## Exercise instructions
Reproduce each line that includes the word "station".
-------- Supplied records --------
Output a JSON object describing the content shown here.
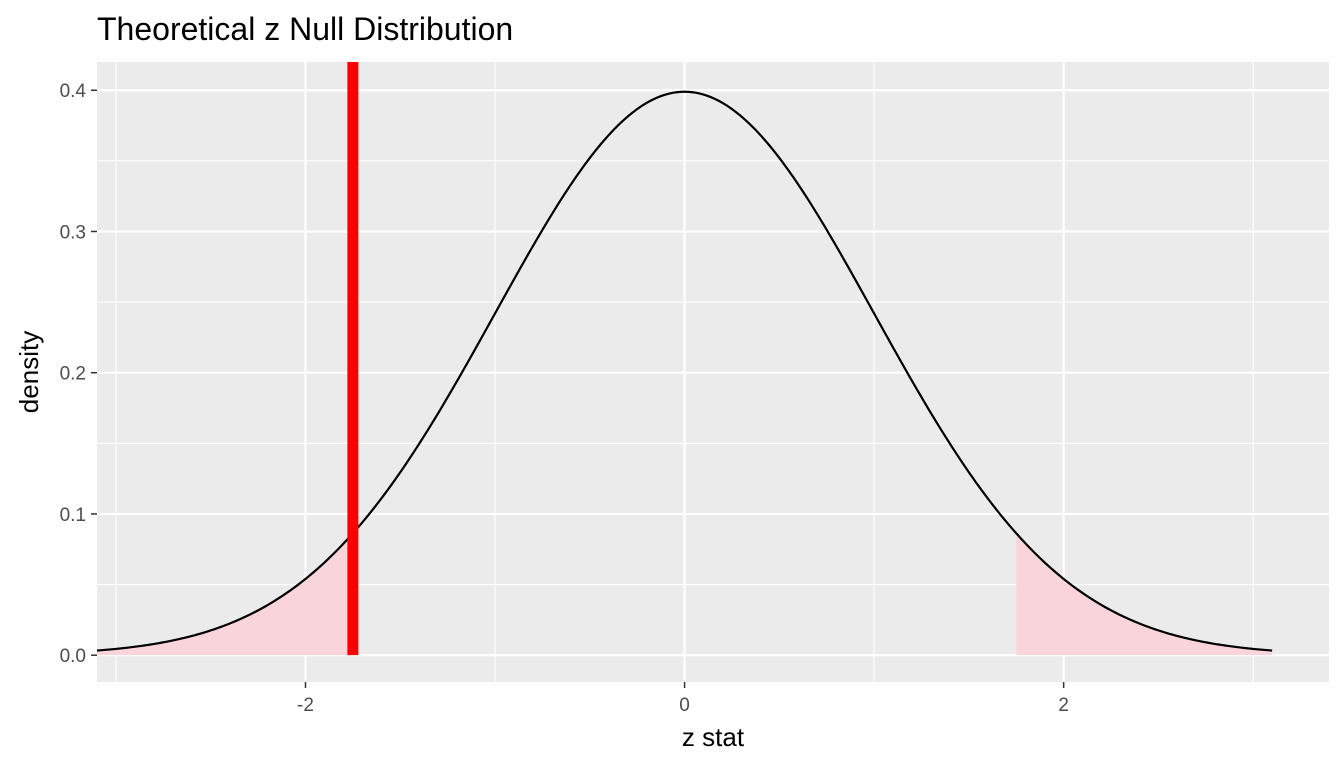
{
  "chart_data": {
    "type": "area",
    "title": "Theoretical z Null Distribution",
    "xlabel": "z stat",
    "ylabel": "density",
    "xlim": [
      -3.1,
      3.4
    ],
    "ylim": [
      -0.019,
      0.42
    ],
    "x_ticks": [
      -2,
      0,
      2
    ],
    "x_tick_labels": [
      "-2",
      "0",
      "2"
    ],
    "y_ticks": [
      0.0,
      0.1,
      0.2,
      0.3,
      0.4
    ],
    "y_tick_labels": [
      "0.0",
      "0.1",
      "0.2",
      "0.3",
      "0.4"
    ],
    "grid": true,
    "curve": {
      "distribution": "standard normal",
      "x_range": [
        -3.1,
        3.1
      ],
      "line_color": "#000000",
      "points": [
        {
          "x": -3.0,
          "y": 0.0044
        },
        {
          "x": -2.5,
          "y": 0.0175
        },
        {
          "x": -2.0,
          "y": 0.054
        },
        {
          "x": -1.5,
          "y": 0.1295
        },
        {
          "x": -1.0,
          "y": 0.242
        },
        {
          "x": -0.5,
          "y": 0.3521
        },
        {
          "x": 0.0,
          "y": 0.3989
        },
        {
          "x": 0.5,
          "y": 0.3521
        },
        {
          "x": 1.0,
          "y": 0.242
        },
        {
          "x": 1.5,
          "y": 0.1295
        },
        {
          "x": 2.0,
          "y": 0.054
        },
        {
          "x": 2.5,
          "y": 0.0175
        },
        {
          "x": 3.0,
          "y": 0.0044
        }
      ]
    },
    "shaded_regions": [
      {
        "x_from": -3.1,
        "x_to": -1.75,
        "color": "#f9d4da"
      },
      {
        "x_from": 1.75,
        "x_to": 3.1,
        "color": "#f9d4da"
      }
    ],
    "observed_statistic": {
      "x": -1.75,
      "color": "#ff0000"
    },
    "colors": {
      "panel": "#ebebeb",
      "grid": "#ffffff",
      "curve": "#000000",
      "shade": "#f9d4da",
      "obs_line": "#ff0000"
    }
  }
}
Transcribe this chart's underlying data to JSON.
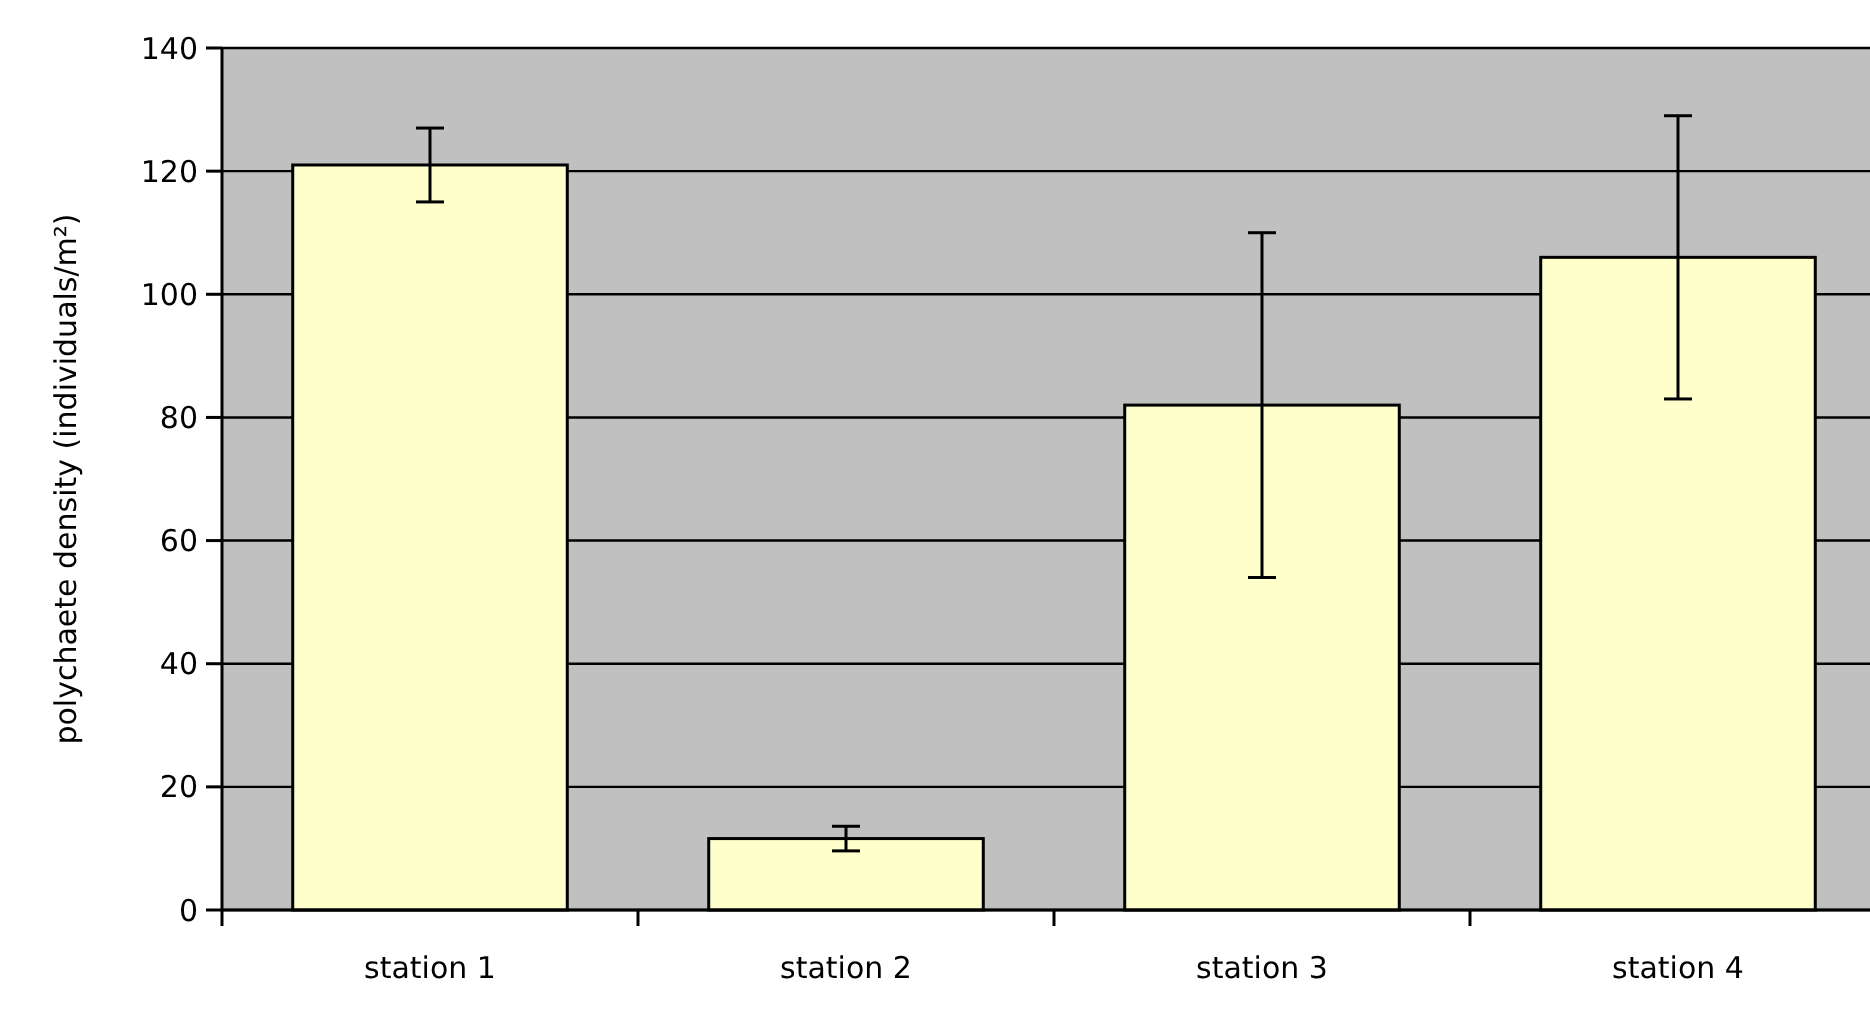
{
  "chart_data": {
    "type": "bar",
    "ylabel": "polychaete density (individuals/m²)",
    "categories": [
      "station 1",
      "station 2",
      "station 3",
      "station 4"
    ],
    "values": [
      121,
      11.6,
      82,
      106
    ],
    "errors": [
      6,
      2,
      28,
      23
    ],
    "color": "#ffffcc",
    "ylim": [
      0,
      140
    ],
    "yticks": [
      0,
      20,
      40,
      60,
      80,
      100,
      120,
      140
    ],
    "grid": "y"
  }
}
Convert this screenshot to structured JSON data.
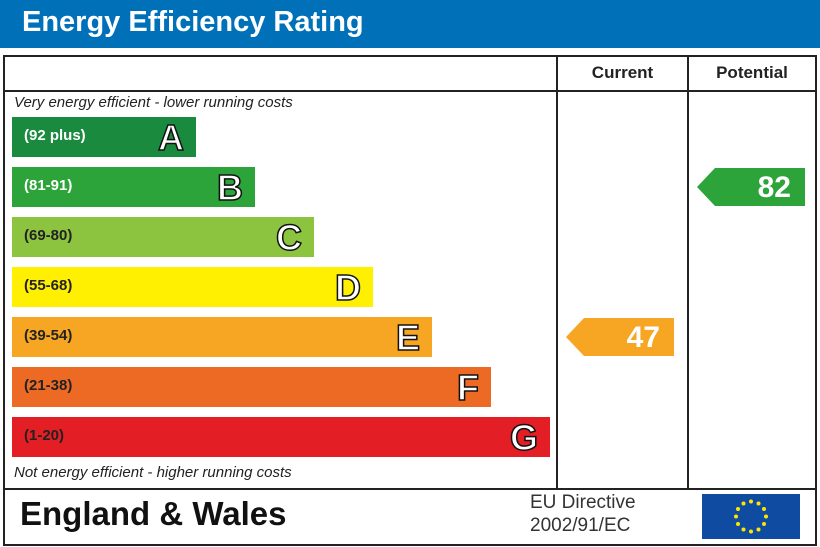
{
  "title": "Energy Efficiency Rating",
  "chart_data": {
    "type": "bar",
    "columns": [
      "Current",
      "Potential"
    ],
    "top_note": "Very energy efficient - lower running costs",
    "bottom_note": "Not energy efficient - higher running costs",
    "bands": [
      {
        "letter": "A",
        "range": "(92 plus)",
        "color": "#1a8a3e",
        "text_color": "#ffffff"
      },
      {
        "letter": "B",
        "range": "(81-91)",
        "color": "#2ca43a",
        "text_color": "#ffffff"
      },
      {
        "letter": "C",
        "range": "(69-80)",
        "color": "#8cc43f",
        "text_color": "#222222"
      },
      {
        "letter": "D",
        "range": "(55-68)",
        "color": "#ffef00",
        "text_color": "#222222"
      },
      {
        "letter": "E",
        "range": "(39-54)",
        "color": "#f6a623",
        "text_color": "#222222"
      },
      {
        "letter": "F",
        "range": "(21-38)",
        "color": "#ec6a24",
        "text_color": "#222222"
      },
      {
        "letter": "G",
        "range": "(1-20)",
        "color": "#e31e24",
        "text_color": "#222222"
      }
    ],
    "current": {
      "value": 47,
      "band": "E",
      "color": "#f6a623"
    },
    "potential": {
      "value": 82,
      "band": "B",
      "color": "#2ca43a"
    }
  },
  "footer": {
    "region": "England & Wales",
    "directive_line1": "EU Directive",
    "directive_line2": "2002/91/EC"
  }
}
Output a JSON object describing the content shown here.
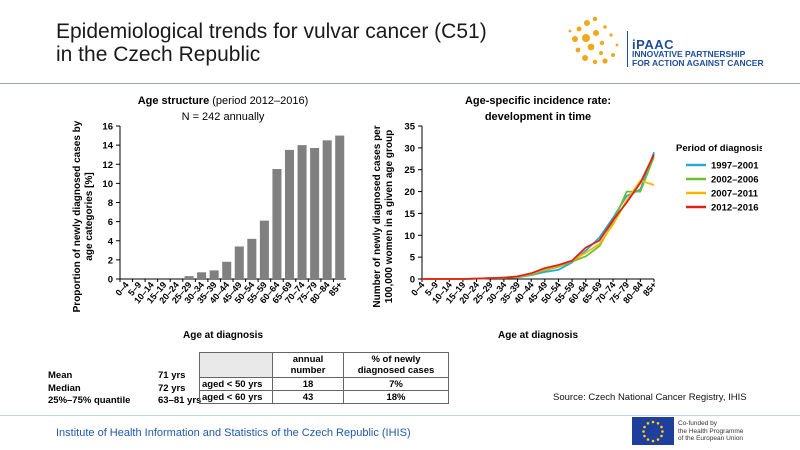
{
  "title_line1": "Epidemiological trends for vulvar cancer (C51)",
  "title_line2": "in the Czech Republic",
  "logo": {
    "name": "iPAAC",
    "line1": "INNOVATIVE PARTNERSHIP",
    "line2": "FOR ACTION AGAINST CANCER",
    "color": "#1e4e9a",
    "accent": "#f0a81c"
  },
  "chart_data": [
    {
      "type": "bar",
      "title": "Age structure",
      "title_suffix": "(period 2012–2016)",
      "subtitle": "N = 242 annually",
      "xlabel": "Age at diagnosis",
      "ylabel_line1": "Proportion of newly diagnosed cases by",
      "ylabel_line2": "age categories [%]",
      "ylim": [
        0,
        16
      ],
      "yticks": [
        "0",
        "2",
        "4",
        "6",
        "8",
        "10",
        "12",
        "14",
        "16"
      ],
      "categories": [
        "0–4",
        "5–9",
        "10–14",
        "15–19",
        "20–24",
        "25–29",
        "30–34",
        "35–39",
        "40–44",
        "45–49",
        "50–54",
        "55–59",
        "60–64",
        "65–69",
        "70–74",
        "75–79",
        "80–84",
        "85+"
      ],
      "values": [
        0,
        0,
        0,
        0,
        0,
        0.3,
        0.7,
        0.9,
        1.8,
        3.4,
        4.2,
        6.1,
        11.5,
        13.5,
        14.0,
        13.7,
        14.5,
        15.0
      ],
      "bar_color": "#808080"
    },
    {
      "type": "line",
      "title_line1": "Age-specific incidence rate:",
      "title_line2": "development in time",
      "xlabel": "Age at diagnosis",
      "ylabel_line1": "Number of newly diagnosed cases per",
      "ylabel_line2": "100,000 women in a given age group",
      "ylim": [
        0,
        35
      ],
      "yticks": [
        "0",
        "5",
        "10",
        "15",
        "20",
        "25",
        "30",
        "35"
      ],
      "legend_title": "Period of diagnosis",
      "legend_position": "right",
      "categories": [
        "0–4",
        "5–9",
        "10–14",
        "15–19",
        "20–24",
        "25–29",
        "30–34",
        "35–39",
        "40–44",
        "45–49",
        "50–54",
        "55–59",
        "60–64",
        "65–69",
        "70–74",
        "75–79",
        "80–84",
        "85+"
      ],
      "series": [
        {
          "name": "1997–2001",
          "color": "#2ba9d6",
          "values": [
            0,
            0,
            0,
            0,
            0.1,
            0.2,
            0.3,
            0.4,
            0.9,
            1.6,
            2.1,
            3.8,
            6.5,
            9.5,
            14.0,
            19.0,
            20.5,
            29.0
          ]
        },
        {
          "name": "2002–2006",
          "color": "#6bbf2f",
          "values": [
            0,
            0,
            0,
            0,
            0.1,
            0.2,
            0.2,
            0.5,
            1.0,
            2.0,
            2.8,
            4.0,
            5.2,
            7.5,
            13.0,
            20.0,
            20.0,
            28.0
          ]
        },
        {
          "name": "2007–2011",
          "color": "#f5b800",
          "values": [
            0,
            0,
            0,
            0,
            0.1,
            0.2,
            0.3,
            0.5,
            1.2,
            2.2,
            3.0,
            4.2,
            6.0,
            8.0,
            12.5,
            18.0,
            22.5,
            21.5
          ]
        },
        {
          "name": "2012–2016",
          "color": "#e0201b",
          "values": [
            0,
            0,
            0,
            0,
            0.1,
            0.2,
            0.3,
            0.6,
            1.3,
            2.5,
            3.2,
            4.2,
            7.2,
            8.8,
            13.5,
            17.5,
            22.0,
            28.5
          ]
        }
      ]
    }
  ],
  "stats": [
    {
      "label": "Mean",
      "value": "71 yrs"
    },
    {
      "label": "Median",
      "value": "72 yrs"
    },
    {
      "label": "25%–75% quantile",
      "value": "63–81 yrs"
    }
  ],
  "table": {
    "header": [
      "annual number",
      "% of newly diagnosed cases"
    ],
    "rows": [
      {
        "label": "aged < 50 yrs",
        "number": "18",
        "pct": "7%"
      },
      {
        "label": "aged < 60 yrs",
        "number": "43",
        "pct": "18%"
      }
    ]
  },
  "source": "Source: Czech National Cancer Registry, IHIS",
  "footer": "Institute of Health Information and Statistics of the Czech Republic (IHIS)",
  "eu": {
    "line1": "Co-funded by",
    "line2": "the Health Programme",
    "line3": "of the European Union"
  }
}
--------
## Result of this task
      "station 1",
      "station 2",
      "station 3",
      "station 4"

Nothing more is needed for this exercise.